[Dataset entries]
::::::::

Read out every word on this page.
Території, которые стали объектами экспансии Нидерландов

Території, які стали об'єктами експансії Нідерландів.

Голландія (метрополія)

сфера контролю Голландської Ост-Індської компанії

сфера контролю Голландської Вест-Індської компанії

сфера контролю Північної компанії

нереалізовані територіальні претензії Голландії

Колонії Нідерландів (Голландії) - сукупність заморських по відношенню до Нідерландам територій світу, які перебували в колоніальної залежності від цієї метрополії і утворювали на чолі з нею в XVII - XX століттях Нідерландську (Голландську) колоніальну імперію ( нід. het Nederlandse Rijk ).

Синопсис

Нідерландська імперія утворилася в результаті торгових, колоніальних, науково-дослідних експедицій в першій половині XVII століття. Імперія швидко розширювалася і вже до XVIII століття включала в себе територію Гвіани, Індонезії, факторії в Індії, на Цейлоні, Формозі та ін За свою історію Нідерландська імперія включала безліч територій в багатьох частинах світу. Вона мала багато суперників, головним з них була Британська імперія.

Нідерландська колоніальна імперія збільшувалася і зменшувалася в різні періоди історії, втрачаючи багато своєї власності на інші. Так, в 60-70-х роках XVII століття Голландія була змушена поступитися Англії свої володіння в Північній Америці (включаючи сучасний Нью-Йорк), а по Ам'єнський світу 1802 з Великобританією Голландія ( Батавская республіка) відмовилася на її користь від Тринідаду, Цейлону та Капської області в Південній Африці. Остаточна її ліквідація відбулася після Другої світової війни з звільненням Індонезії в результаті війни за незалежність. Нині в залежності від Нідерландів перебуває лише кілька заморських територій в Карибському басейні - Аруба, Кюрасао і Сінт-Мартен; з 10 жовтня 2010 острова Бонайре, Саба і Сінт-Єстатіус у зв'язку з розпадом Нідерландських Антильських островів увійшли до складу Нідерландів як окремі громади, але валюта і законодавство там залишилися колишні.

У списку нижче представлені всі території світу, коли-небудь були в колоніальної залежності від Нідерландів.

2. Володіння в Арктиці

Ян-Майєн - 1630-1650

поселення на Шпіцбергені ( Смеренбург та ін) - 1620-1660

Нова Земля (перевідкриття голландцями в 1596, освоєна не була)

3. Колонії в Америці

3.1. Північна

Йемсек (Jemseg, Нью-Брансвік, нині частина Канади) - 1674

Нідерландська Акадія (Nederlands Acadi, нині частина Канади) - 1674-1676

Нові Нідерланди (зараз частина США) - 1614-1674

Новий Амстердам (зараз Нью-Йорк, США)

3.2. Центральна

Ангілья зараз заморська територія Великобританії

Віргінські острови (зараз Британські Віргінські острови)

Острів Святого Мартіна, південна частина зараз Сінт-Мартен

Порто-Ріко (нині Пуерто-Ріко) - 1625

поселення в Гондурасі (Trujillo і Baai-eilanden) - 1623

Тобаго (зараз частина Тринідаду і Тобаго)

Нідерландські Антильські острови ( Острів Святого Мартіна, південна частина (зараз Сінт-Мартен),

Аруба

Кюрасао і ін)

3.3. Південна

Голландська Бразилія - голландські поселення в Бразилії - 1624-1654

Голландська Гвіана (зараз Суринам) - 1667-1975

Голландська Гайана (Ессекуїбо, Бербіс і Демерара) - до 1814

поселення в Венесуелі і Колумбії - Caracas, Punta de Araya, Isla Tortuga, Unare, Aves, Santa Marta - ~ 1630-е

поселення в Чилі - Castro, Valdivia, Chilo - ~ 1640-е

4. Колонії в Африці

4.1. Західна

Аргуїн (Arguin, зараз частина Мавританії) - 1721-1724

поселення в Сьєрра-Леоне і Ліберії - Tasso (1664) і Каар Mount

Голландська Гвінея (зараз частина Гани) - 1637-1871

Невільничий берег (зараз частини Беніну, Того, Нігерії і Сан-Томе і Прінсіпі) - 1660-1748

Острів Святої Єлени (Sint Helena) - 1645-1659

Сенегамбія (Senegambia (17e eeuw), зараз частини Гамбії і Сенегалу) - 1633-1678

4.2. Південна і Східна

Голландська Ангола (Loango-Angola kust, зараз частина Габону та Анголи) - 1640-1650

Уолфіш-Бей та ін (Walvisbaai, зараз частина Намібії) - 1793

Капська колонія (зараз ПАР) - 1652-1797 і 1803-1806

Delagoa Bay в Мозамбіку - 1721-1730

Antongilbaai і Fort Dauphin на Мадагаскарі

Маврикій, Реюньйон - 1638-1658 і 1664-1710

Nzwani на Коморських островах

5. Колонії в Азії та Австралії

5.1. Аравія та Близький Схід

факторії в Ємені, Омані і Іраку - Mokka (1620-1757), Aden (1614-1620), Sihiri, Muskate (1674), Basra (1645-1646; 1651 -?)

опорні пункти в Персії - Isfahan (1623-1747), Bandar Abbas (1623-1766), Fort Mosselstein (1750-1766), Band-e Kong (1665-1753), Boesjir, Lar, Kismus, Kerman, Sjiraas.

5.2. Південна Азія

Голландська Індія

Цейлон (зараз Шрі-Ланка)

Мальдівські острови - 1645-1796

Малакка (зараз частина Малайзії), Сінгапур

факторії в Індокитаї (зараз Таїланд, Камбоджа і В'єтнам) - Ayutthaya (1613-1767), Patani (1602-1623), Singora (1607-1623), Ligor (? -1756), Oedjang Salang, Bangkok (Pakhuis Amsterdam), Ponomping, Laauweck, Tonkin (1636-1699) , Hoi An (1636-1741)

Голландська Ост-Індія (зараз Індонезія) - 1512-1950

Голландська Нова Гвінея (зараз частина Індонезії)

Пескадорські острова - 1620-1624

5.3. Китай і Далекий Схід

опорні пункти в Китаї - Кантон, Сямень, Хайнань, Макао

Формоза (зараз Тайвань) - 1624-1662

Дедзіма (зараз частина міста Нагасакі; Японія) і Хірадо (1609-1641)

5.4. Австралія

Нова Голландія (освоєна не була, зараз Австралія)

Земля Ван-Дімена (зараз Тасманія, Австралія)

::::::::

**WHAT IS BEING ASKED:** The records above should be repeated in full, exactly as given.

**RESULT OF THIS TASK:**
Read out every word on this page.
Території, которые стали объектами экспансии Нидерландов

Території, які стали об'єктами експансії Нідерландів.

Голландія (метрополія)

сфера контролю Голландської Ост-Індської компанії

сфера контролю Голландської Вест-Індської компанії

сфера контролю Північної компанії

нереалізовані територіальні претензії Голландії

Колонії Нідерландів (Голландії) - сукупність заморських по відношенню до Нідерландам територій світу, які перебували в колоніальної залежності від цієї метрополії і утворювали на чолі з нею в XVII - XX століттях Нідерландську (Голландську) колоніальну імперію ( нід. het Nederlandse Rijk ).

Синопсис

Нідерландська імперія утворилася в результаті торгових, колоніальних, науково-дослідних експедицій в першій половині XVII століття. Імперія швидко розширювалася і вже до XVIII століття включала в себе територію Гвіани, Індонезії, факторії в Індії, на Цейлоні, Формозі та ін За свою історію Нідерландська імперія включала безліч територій в багатьох частинах світу. Вона мала багато суперників, головним з них була Британська імперія.

Нідерландська колоніальна імперія збільшувалася і зменшувалася в різні періоди історії, втрачаючи багато своєї власності на інші. Так, в 60-70-х роках XVII століття Голландія була змушена поступитися Англії свої володіння в Північній Америці (включаючи сучасний Нью-Йорк), а по Ам'єнський світу 1802 з Великобританією Голландія ( Батавская республіка) відмовилася на її користь від Тринідаду, Цейлону та Капської області в Південній Африці. Остаточна її ліквідація відбулася після Другої світової війни з звільненням Індонезії в результаті війни за незалежність. Нині в залежності від Нідерландів перебуває лише кілька заморських територій в Карибському басейні - Аруба, Кюрасао і Сінт-Мартен; з 10 жовтня 2010 острова Бонайре, Саба і Сінт-Єстатіус у зв'язку з розпадом Нідерландських Антильських островів увійшли до складу Нідерландів як окремі громади, але валюта і законодавство там залишилися колишні.

У списку нижче представлені всі території світу, коли-небудь були в колоніальної залежності від Нідерландів.

2. Володіння в Арктиці

Ян-Майєн - 1630-1650

поселення на Шпіцбергені ( Смеренбург та ін) - 1620-1660

Нова Земля (перевідкриття голландцями в 1596, освоєна не була)

3. Колонії в Америці

3.1. Північна

Йемсек (Jemseg, Нью-Брансвік, нині частина Канади) - 1674

Нідерландська Акадія (Nederlands Acadi, нині частина Канади) - 1674-1676

Нові Нідерланди (зараз частина США) - 1614-1674

Новий Амстердам (зараз Нью-Йорк, США)

3.2. Центральна

Ангілья зараз заморська територія Великобританії

Віргінські острови (зараз Британські Віргінські острови)

Острів Святого Мартіна, південна частина зараз Сінт-Мартен

Порто-Ріко (нині Пуерто-Ріко) - 1625

поселення в Гондурасі (Trujillo і Baai-eilanden) - 1623

Тобаго (зараз частина Тринідаду і Тобаго)

Нідерландські Антильські острови ( Острів Святого Мартіна, південна частина (зараз Сінт-Мартен),

Аруба

Кюрасао і ін)

3.3. Південна

Голландська Бразилія - голландські поселення в Бразилії - 1624-1654

Голландська Гвіана (зараз Суринам) - 1667-1975

Голландська Гайана (Ессекуїбо, Бербіс і Демерара) - до 1814

поселення в Венесуелі і Колумбії - Caracas, Punta de Araya, Isla Tortuga, Unare, Aves, Santa Marta - ~ 1630-е

поселення в Чилі - Castro, Valdivia, Chilo - ~ 1640-е

4. Колонії в Африці

4.1. Західна

Аргуїн (Arguin, зараз частина Мавританії) - 1721-1724

поселення в Сьєрра-Леоне і Ліберії - Tasso (1664) і Каар Mount

Голландська Гвінея (зараз частина Гани) - 1637-1871

Невільничий берег (зараз частини Беніну, Того, Нігерії і Сан-Томе і Прінсіпі) - 1660-1748

Острів Святої Єлени (Sint Helena) - 1645-1659

Сенегамбія (Senegambia (17e eeuw), зараз частини Гамбії і Сенегалу) - 1633-1678

4.2. Південна і Східна

Голландська Ангола (Loango-Angola kust, зараз частина Габону та Анголи) - 1640-1650

Уолфіш-Бей та ін (Walvisbaai, зараз частина Намібії) - 1793

Капська колонія (зараз ПАР) - 1652-1797 і 1803-1806

Delagoa Bay в Мозамбіку - 1721-1730

Antongilbaai і Fort Dauphin на Мадагаскарі

Маврикій, Реюньйон - 1638-1658 і 1664-1710

Nzwani на Коморських островах

5. Колонії в Азії та Австралії

5.1. Аравія та Близький Схід

факторії в Ємені, Омані і Іраку - Mokka (1620-1757), Aden (1614-1620), Sihiri, Muskate (1674), Basra (1645-1646; 1651 -?)

опорні пункти в Персії - Isfahan (1623-1747), Bandar Abbas (1623-1766), Fort Mosselstein (1750-1766), Band-e Kong (1665-1753), Boesjir, Lar, Kismus, Kerman, Sjiraas.

5.2. Південна Азія

Голландська Індія

Цейлон (зараз Шрі-Ланка)

Мальдівські острови - 1645-1796

Малакка (зараз частина Малайзії), Сінгапур

факторії в Індокитаї (зараз Таїланд, Камбоджа і В'єтнам) - Ayutthaya (1613-1767), Patani (1602-1623), Singora (1607-1623), Ligor (? -1756), Oedjang Salang, Bangkok (Pakhuis Amsterdam), Ponomping, Laauweck, Tonkin (1636-1699) , Hoi An (1636-1741)

Голландська Ост-Індія (зараз Індонезія) - 1512-1950

Голландська Нова Гвінея (зараз частина Індонезії)

Пескадорські острова - 1620-1624

5.3. Китай і Далекий Схід

опорні пункти в Китаї - Кантон, Сямень, Хайнань, Макао

Формоза (зараз Тайвань) - 1624-1662

Дедзіма (зараз частина міста Нагасакі; Японія) і Хірадо (1609-1641)

5.4. Австралія

Нова Голландія (освоєна не була, зараз Австралія)

Земля Ван-Дімена (зараз Тасманія, Австралія)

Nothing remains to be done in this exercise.